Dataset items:
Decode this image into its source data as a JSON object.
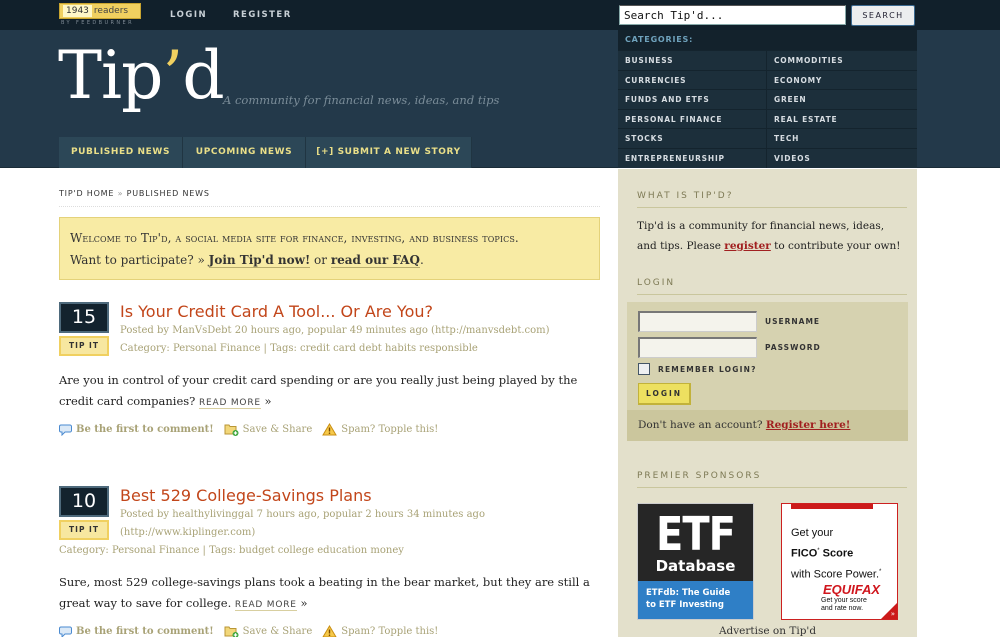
{
  "topbar": {
    "feed_count": "1943",
    "feed_unit": "readers",
    "feed_by": "BY FEEDBURNER",
    "login": "LOGIN",
    "register": "REGISTER",
    "search_placeholder": "Search Tip'd...",
    "search_value": "Search Tip'd...",
    "search_button": "SEARCH"
  },
  "header": {
    "logo_main": "Tip",
    "logo_apos": "’",
    "logo_end": "d",
    "tagline": "A community for financial news, ideas, and tips",
    "nav": [
      {
        "label": "PUBLISHED NEWS"
      },
      {
        "label": "UPCOMING NEWS"
      },
      {
        "label": "[+] SUBMIT A NEW STORY"
      }
    ]
  },
  "categories": {
    "heading": "CATEGORIES:",
    "items": [
      "BUSINESS",
      "COMMODITIES",
      "CURRENCIES",
      "ECONOMY",
      "FUNDS AND ETFS",
      "GREEN",
      "PERSONAL FINANCE",
      "REAL ESTATE",
      "STOCKS",
      "TECH",
      "ENTREPRENEURSHIP",
      "VIDEOS"
    ]
  },
  "breadcrumb": {
    "home": "TIP'D HOME",
    "sep": " » ",
    "current": "PUBLISHED NEWS"
  },
  "welcome": {
    "line1": "Welcome to Tip'd, a social media site for finance, investing, and business topics.",
    "prompt": "Want to participate? » ",
    "join": "Join Tip'd now!",
    "or": " or ",
    "faq": "read our FAQ",
    "end": "."
  },
  "stories": [
    {
      "votes": "15",
      "tip_label": "TIP IT",
      "title": "Is Your Credit Card A Tool... Or Are You?",
      "posted": "Posted by ManVsDebt 20 hours ago, popular 49 minutes ago (http://manvsdebt.com)",
      "category": "Category: Personal Finance | Tags: credit card debt habits responsible",
      "excerpt": "Are you in control of your credit card spending or are you really just being played by the credit card companies? ",
      "read_more": "READ MORE",
      "read_more_arrow": " »",
      "comment": "Be the first to comment!",
      "share": "Save & Share",
      "spam": "Spam? Topple this!"
    },
    {
      "votes": "10",
      "tip_label": "TIP IT",
      "title": "Best 529 College-Savings Plans",
      "posted": "Posted by healthylivinggal 7 hours ago, popular 2 hours 34 minutes ago (http://www.kiplinger.com)",
      "category": "Category: Personal Finance | Tags: budget college education money",
      "excerpt": "Sure, most 529 college-savings plans took a beating in the bear market, but they are still a great way to save for college. ",
      "read_more": "READ MORE",
      "read_more_arrow": " »",
      "comment": "Be the first to comment!",
      "share": "Save & Share",
      "spam": "Spam? Topple this!"
    }
  ],
  "sidebar": {
    "what_heading": "WHAT IS TIP'D?",
    "what_text_1": "Tip'd is a community for financial news, ideas, and tips. Please ",
    "what_link": "register",
    "what_text_2": " to contribute your own!",
    "login_heading": "LOGIN",
    "username_label": "USERNAME",
    "password_label": "PASSWORD",
    "remember_label": "REMEMBER LOGIN?",
    "remember_checked": false,
    "login_button": "LOGIN",
    "no_account": "Don't have an account? ",
    "register_here": "Register here!",
    "sponsors_heading": "PREMIER SPONSORS",
    "ad1": {
      "big": "ETF",
      "sub": "Database",
      "foot_1": "ETFdb: The Guide",
      "foot_2": "to ETF Investing"
    },
    "ad2": {
      "line1": "Get your",
      "line2": "FICO",
      "line2b": " Score",
      "line3": "with Score Power.",
      "brand": "EQUIFAX",
      "small1": "Get your score",
      "small2": "and rate now.",
      "arrow": "»"
    },
    "advertise": "Advertise on Tip'd"
  }
}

What to do:
Write out the records above once more, word for word, with no pictures.

Response:
Decode this image into its source data as a JSON object.
{
  "topbar": {
    "feed_count": "1943",
    "feed_unit": "readers",
    "feed_by": "BY FEEDBURNER",
    "login": "LOGIN",
    "register": "REGISTER",
    "search_placeholder": "Search Tip'd...",
    "search_value": "Search Tip'd...",
    "search_button": "SEARCH"
  },
  "header": {
    "logo_main": "Tip",
    "logo_apos": "’",
    "logo_end": "d",
    "tagline": "A community for financial news, ideas, and tips",
    "nav": [
      {
        "label": "PUBLISHED NEWS"
      },
      {
        "label": "UPCOMING NEWS"
      },
      {
        "label": "[+] SUBMIT A NEW STORY"
      }
    ]
  },
  "categories": {
    "heading": "CATEGORIES:",
    "items": [
      "BUSINESS",
      "COMMODITIES",
      "CURRENCIES",
      "ECONOMY",
      "FUNDS AND ETFS",
      "GREEN",
      "PERSONAL FINANCE",
      "REAL ESTATE",
      "STOCKS",
      "TECH",
      "ENTREPRENEURSHIP",
      "VIDEOS"
    ]
  },
  "breadcrumb": {
    "home": "TIP'D HOME",
    "sep": " » ",
    "current": "PUBLISHED NEWS"
  },
  "welcome": {
    "line1": "Welcome to Tip'd, a social media site for finance, investing, and business topics.",
    "prompt": "Want to participate? » ",
    "join": "Join Tip'd now!",
    "or": " or ",
    "faq": "read our FAQ",
    "end": "."
  },
  "stories": [
    {
      "votes": "15",
      "tip_label": "TIP IT",
      "title": "Is Your Credit Card A Tool... Or Are You?",
      "posted": "Posted by ManVsDebt 20 hours ago, popular 49 minutes ago (http://manvsdebt.com)",
      "category": "Category: Personal Finance | Tags: credit card debt habits responsible",
      "excerpt": "Are you in control of your credit card spending or are you really just being played by the credit card companies? ",
      "read_more": "READ MORE",
      "read_more_arrow": " »",
      "comment": "Be the first to comment!",
      "share": "Save & Share",
      "spam": "Spam? Topple this!"
    },
    {
      "votes": "10",
      "tip_label": "TIP IT",
      "title": "Best 529 College-Savings Plans",
      "posted": "Posted by healthylivinggal 7 hours ago, popular 2 hours 34 minutes ago (http://www.kiplinger.com)",
      "category": "Category: Personal Finance | Tags: budget college education money",
      "excerpt": "Sure, most 529 college-savings plans took a beating in the bear market, but they are still a great way to save for college. ",
      "read_more": "READ MORE",
      "read_more_arrow": " »",
      "comment": "Be the first to comment!",
      "share": "Save & Share",
      "spam": "Spam? Topple this!"
    }
  ],
  "sidebar": {
    "what_heading": "WHAT IS TIP'D?",
    "what_text_1": "Tip'd is a community for financial news, ideas, and tips. Please ",
    "what_link": "register",
    "what_text_2": " to contribute your own!",
    "login_heading": "LOGIN",
    "username_label": "USERNAME",
    "password_label": "PASSWORD",
    "remember_label": "REMEMBER LOGIN?",
    "remember_checked": false,
    "login_button": "LOGIN",
    "no_account": "Don't have an account? ",
    "register_here": "Register here!",
    "sponsors_heading": "PREMIER SPONSORS",
    "ad1": {
      "big": "ETF",
      "sub": "Database",
      "foot_1": "ETFdb: The Guide",
      "foot_2": "to ETF Investing"
    },
    "ad2": {
      "line1": "Get your",
      "line2": "FICO",
      "line2b": " Score",
      "line3": "with Score Power.",
      "brand": "EQUIFAX",
      "small1": "Get your score",
      "small2": "and rate now.",
      "arrow": "»"
    },
    "advertise": "Advertise on Tip'd"
  }
}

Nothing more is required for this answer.